> **PROBLEM STATEMENT**: Return every line of the data below that includes the string "JSON".

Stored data

· · · ·

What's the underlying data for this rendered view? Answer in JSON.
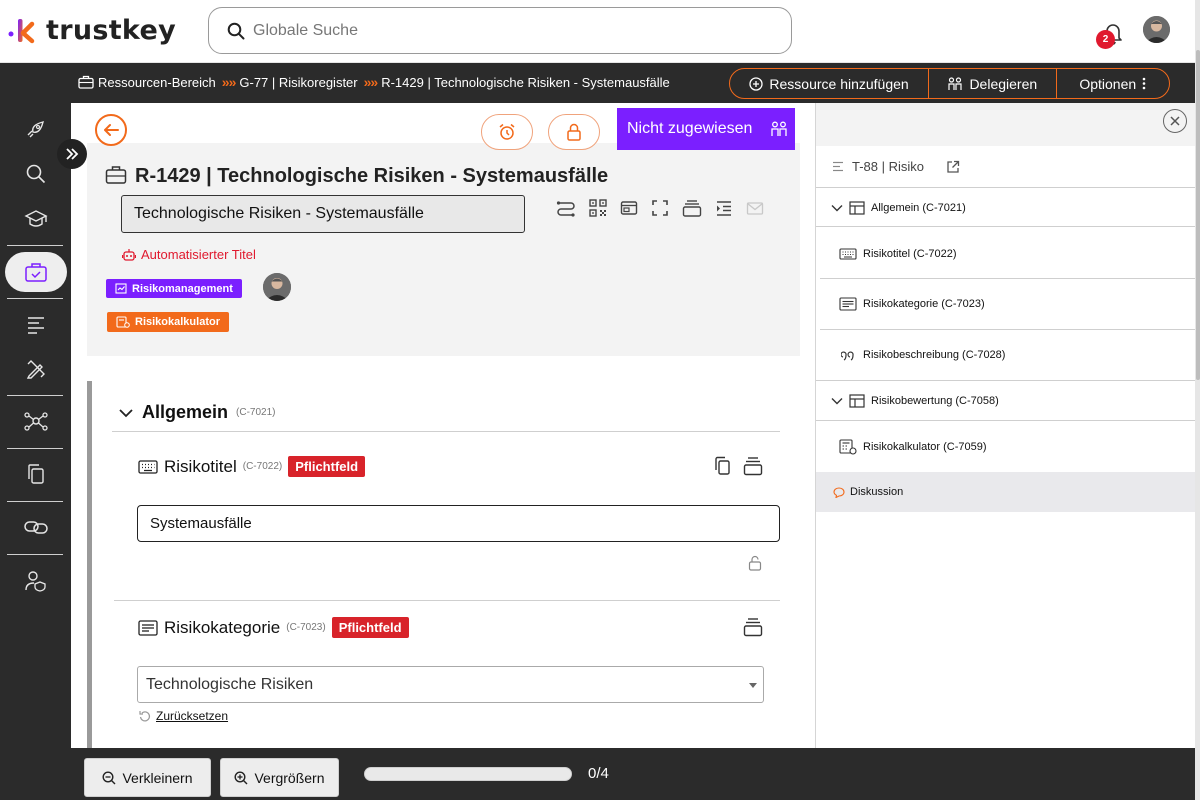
{
  "app": {
    "name": "trustkey"
  },
  "search": {
    "placeholder": "Globale Suche"
  },
  "notifications": {
    "count": "2"
  },
  "breadcrumb": {
    "items": [
      "Ressourcen-Bereich",
      "G-77 | Risikoregister",
      "R-1429 | Technologische Risiken - Systemausfälle"
    ],
    "separator": "»"
  },
  "actions": {
    "add_resource": "Ressource hinzufügen",
    "delegate": "Delegieren",
    "options": "Optionen"
  },
  "resource": {
    "title": "R-1429 | Technologische Risiken - Systemausfälle",
    "title_field_value": "Technologische Risiken - Systemausfälle",
    "auto_title": "Automatisierter Titel",
    "assign_label": "Nicht zugewiesen",
    "tags": [
      {
        "label": "Risikomanagement",
        "color": "#7b1fff"
      },
      {
        "label": "Risikokalkulator",
        "color": "#f26a1b"
      }
    ]
  },
  "section": {
    "title": "Allgemein",
    "code": "(C-7021)"
  },
  "fields": {
    "risikotitel": {
      "label": "Risikotitel",
      "code": "(C-7022)",
      "required": "Pflichtfeld",
      "value": "Systemausfälle"
    },
    "risikokategorie": {
      "label": "Risikokategorie",
      "code": "(C-7023)",
      "required": "Pflichtfeld",
      "value": "Technologische Risiken",
      "reset": "Zurücksetzen"
    }
  },
  "bottom": {
    "zoom_out": "Verkleinern",
    "zoom_in": "Vergrößern",
    "progress_text": "0/4",
    "progress_fraction": 0
  },
  "right_panel": {
    "header": "T-88 | Risiko",
    "items": [
      {
        "label": "Allgemein (C-7021)",
        "icon": "table-icon"
      },
      {
        "label": "Risikotitel (C-7022)",
        "icon": "keyboard-icon"
      },
      {
        "label": "Risikokategorie (C-7023)",
        "icon": "list-box-icon"
      },
      {
        "label": "Risikobeschreibung (C-7028)",
        "icon": "quote-icon"
      },
      {
        "label": "Risikobewertung (C-7058)",
        "icon": "table-icon"
      },
      {
        "label": "Risikokalkulator (C-7059)",
        "icon": "calculator-icon"
      }
    ],
    "discussion": "Diskussion"
  },
  "colors": {
    "accent": "#f26a1b",
    "purple": "#7b1fff",
    "required": "#d8232a",
    "dark": "#2b2b2b"
  }
}
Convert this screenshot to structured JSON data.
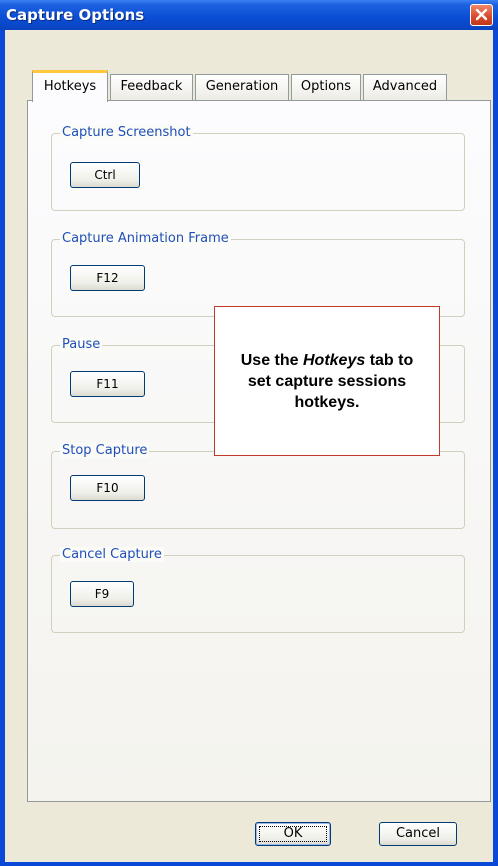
{
  "window": {
    "title": "Capture Options",
    "close_icon": "close-icon",
    "titlebar_color": "#0b4fd6",
    "close_color": "#d6492a"
  },
  "tabs": [
    {
      "label": "Hotkeys",
      "active": true
    },
    {
      "label": "Feedback",
      "active": false
    },
    {
      "label": "Generation",
      "active": false
    },
    {
      "label": "Options",
      "active": false
    },
    {
      "label": "Advanced",
      "active": false
    }
  ],
  "groups": [
    {
      "label": "Capture Screenshot",
      "key": "Ctrl"
    },
    {
      "label": "Capture Animation Frame",
      "key": "F12"
    },
    {
      "label": "Pause",
      "key": "F11"
    },
    {
      "label": "Stop Capture",
      "key": "F10"
    },
    {
      "label": "Cancel Capture",
      "key": "F9"
    }
  ],
  "callout": {
    "prefix": "Use the ",
    "emphasis": "Hotkeys",
    "suffix": " tab to set capture sessions hotkeys.",
    "border_color": "#c0392b"
  },
  "buttons": {
    "ok": "OK",
    "cancel": "Cancel"
  }
}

· · · ·

> **OUTPUT OF THE TASK**:
What's the underlying data for this rendered view? Answer in JSON.
Convert this screenshot to structured JSON data.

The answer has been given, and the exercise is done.